_Goal_. Write every record out again exactly, and keep images out of it.

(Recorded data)

□ □ □ □ □

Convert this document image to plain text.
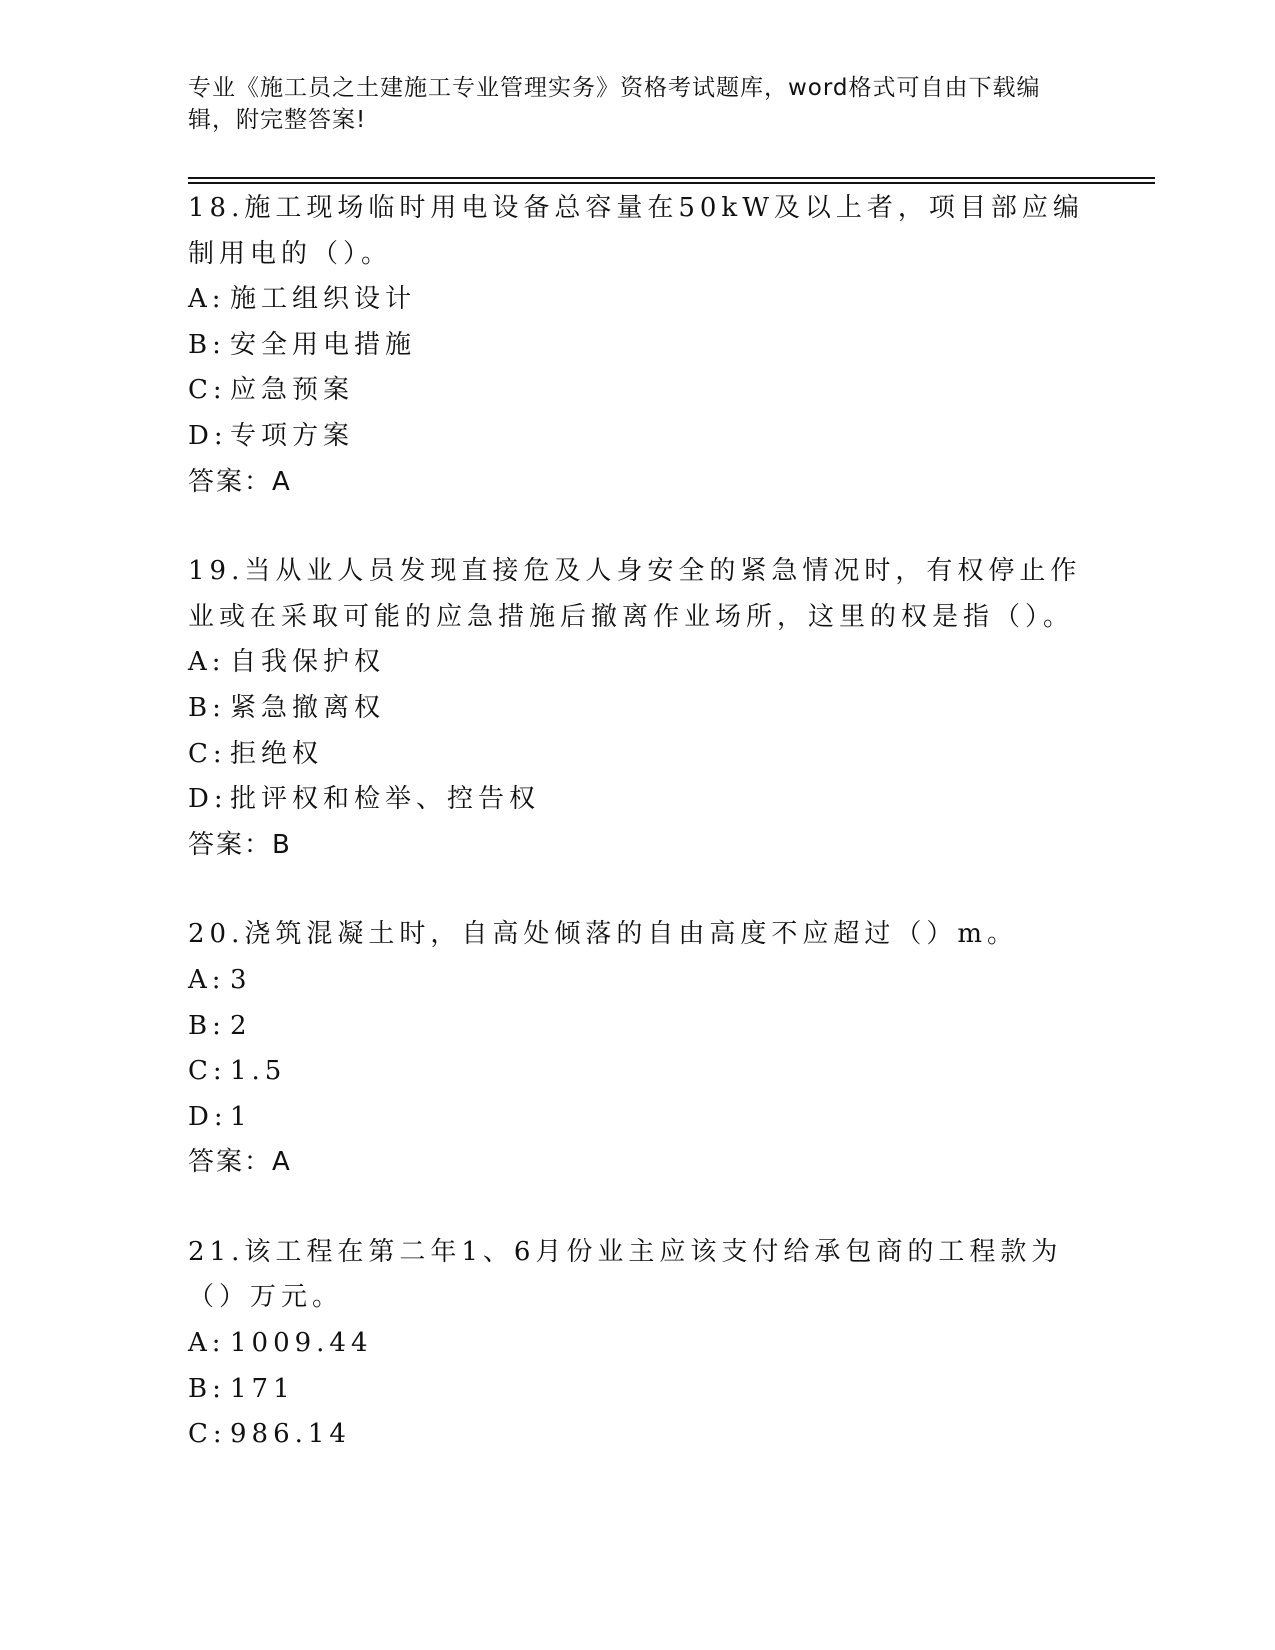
专业《施工员之土建施工专业管理实务》资格考试题库，word格式可自由下载编辑，附完整答案!
18.施工现场临时用电设备总容量在50kW及以上者，项目部应编制用电的（）。
A: 施工组织设计
B: 安全用电措施
C: 应急预案
D: 专项方案
答案：A
19.当从业人员发现直接危及人身安全的紧急情况时，有权停止作业或在采取可能的应急措施后撤离作业场所，这里的权是指（）。
A: 自我保护权
B: 紧急撤离权
C: 拒绝权
D: 批评权和检举、控告权
答案：B
20.浇筑混凝土时，自高处倾落的自由高度不应超过（）m。
A: 3
B: 2
C: 1.5
D: 1
答案：A
21.该工程在第二年1、6月份业主应该支付给承包商的工程款为（）万元。
A: 1009.44
B: 171
C: 986.14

□ □ □ □ □

_Task answer_.
Convert this document image to plain text.
专业《施工员之土建施工专业管理实务》资格考试题库，word格式可自由下载编辑，附完整答案!
18.施工现场临时用电设备总容量在50kW及以上者，项目部应编制用电的（）。
A: 施工组织设计
B: 安全用电措施
C: 应急预案
D: 专项方案
答案：A
19.当从业人员发现直接危及人身安全的紧急情况时，有权停止作业或在采取可能的应急措施后撤离作业场所，这里的权是指（）。
A: 自我保护权
B: 紧急撤离权
C: 拒绝权
D: 批评权和检举、控告权
答案：B
20.浇筑混凝土时，自高处倾落的自由高度不应超过（）m。
A: 3
B: 2
C: 1.5
D: 1
答案：A
21.该工程在第二年1、6月份业主应该支付给承包商的工程款为（）万元。
A: 1009.44
B: 171
C: 986.14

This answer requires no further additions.